> **Short problem**:
Select the lines below containing the word "JSON".

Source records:
•••••

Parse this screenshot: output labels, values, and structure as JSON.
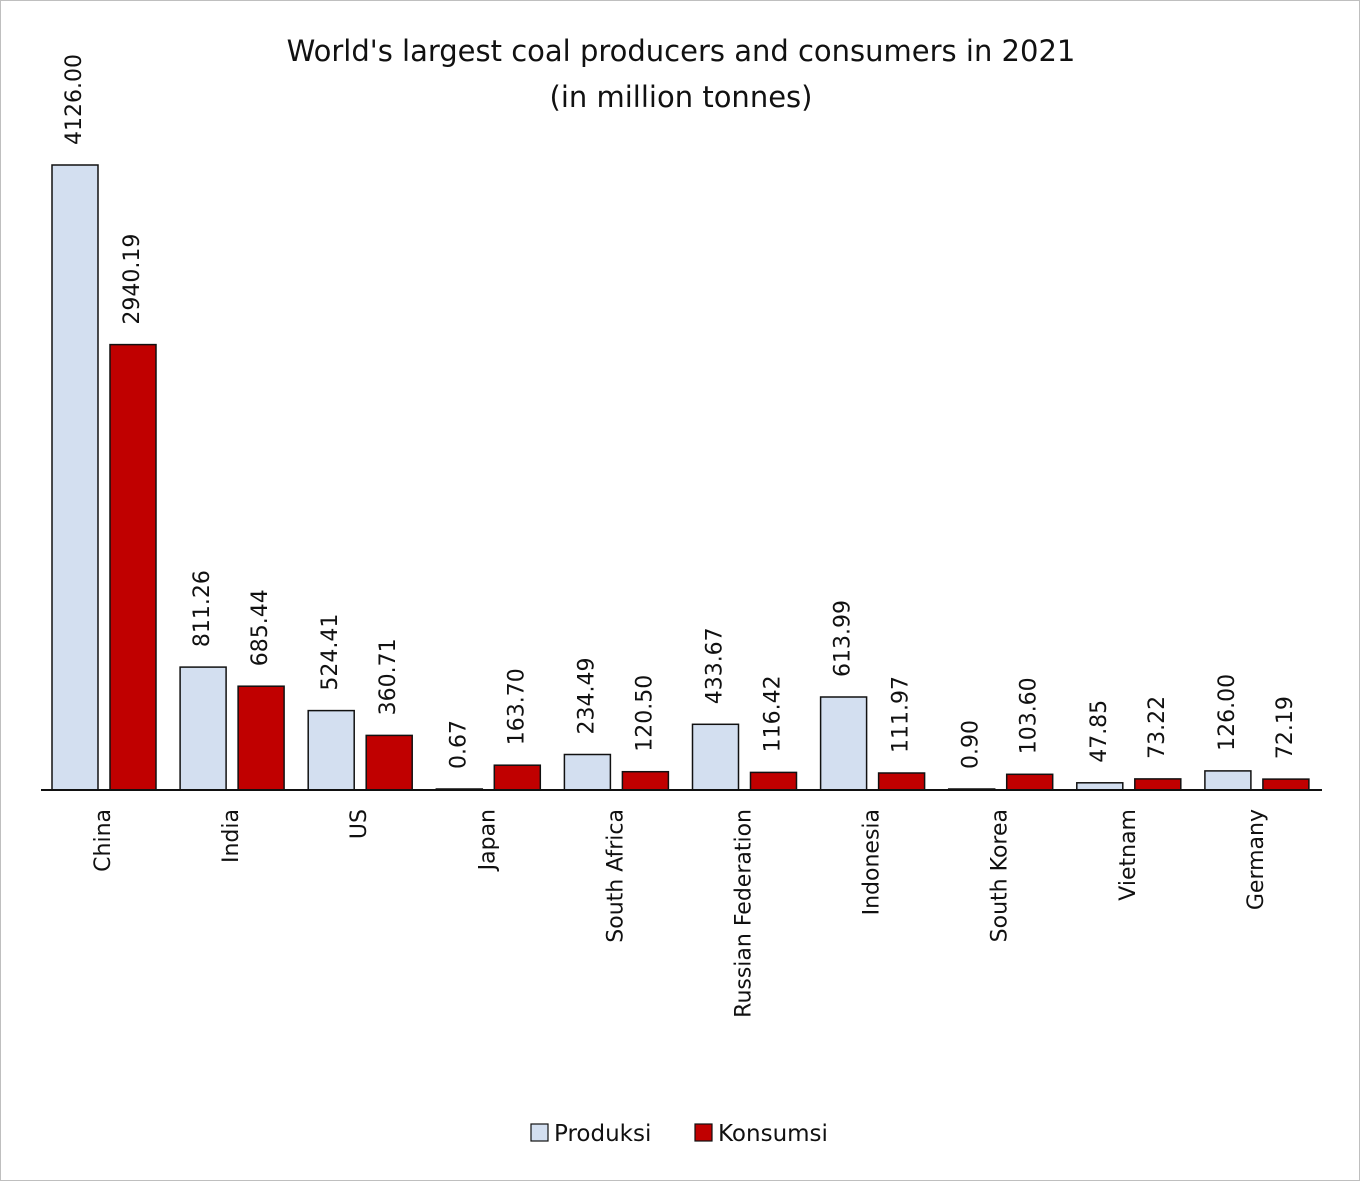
{
  "chart_data": {
    "type": "bar",
    "title": "World's largest coal producers and consumers in 2021",
    "subtitle": "(in million tonnes)",
    "xlabel": "",
    "ylabel": "",
    "ylim": [
      0,
      4126
    ],
    "grid": false,
    "legend_position": "bottom",
    "categories": [
      "China",
      "India",
      "US",
      "Japan",
      "South Africa",
      "Russian Federation",
      "Indonesia",
      "South Korea",
      "Vietnam",
      "Germany"
    ],
    "series": [
      {
        "name": "Produksi",
        "color": "#d3dff0",
        "values": [
          4126.0,
          811.26,
          524.41,
          0.67,
          234.49,
          433.67,
          613.99,
          0.9,
          47.85,
          126.0
        ],
        "labels": [
          "4126.00",
          "811.26",
          "524.41",
          "0.67",
          "234.49",
          "433.67",
          "613.99",
          "0.90",
          "47.85",
          "126.00"
        ]
      },
      {
        "name": "Konsumsi",
        "color": "#c00000",
        "values": [
          2940.19,
          685.44,
          360.71,
          163.7,
          120.5,
          116.42,
          111.97,
          103.6,
          73.22,
          72.19
        ],
        "labels": [
          "2940.19",
          "685.44",
          "360.71",
          "163.70",
          "120.50",
          "116.42",
          "111.97",
          "103.60",
          "73.22",
          "72.19"
        ]
      }
    ]
  }
}
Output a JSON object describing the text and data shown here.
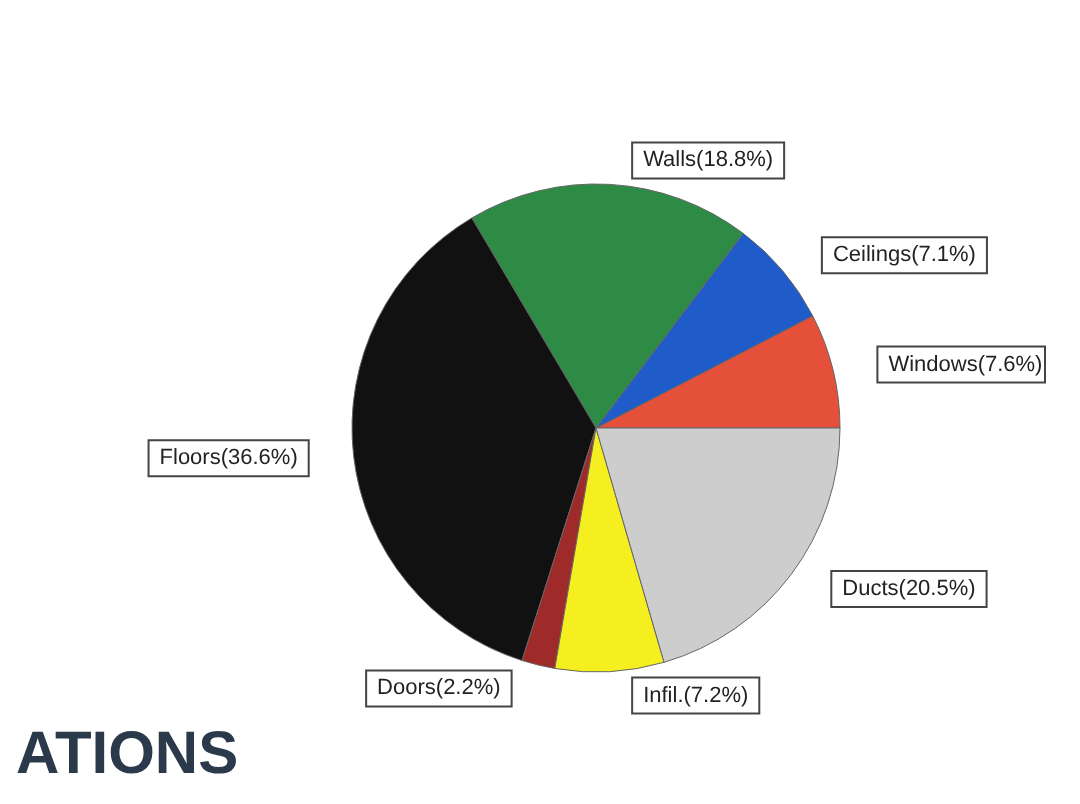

•••••

> **Task result**:
Parse this screenshot: output labels, values, and structure as JSON.
Output a JSON object describing the text and data shown here.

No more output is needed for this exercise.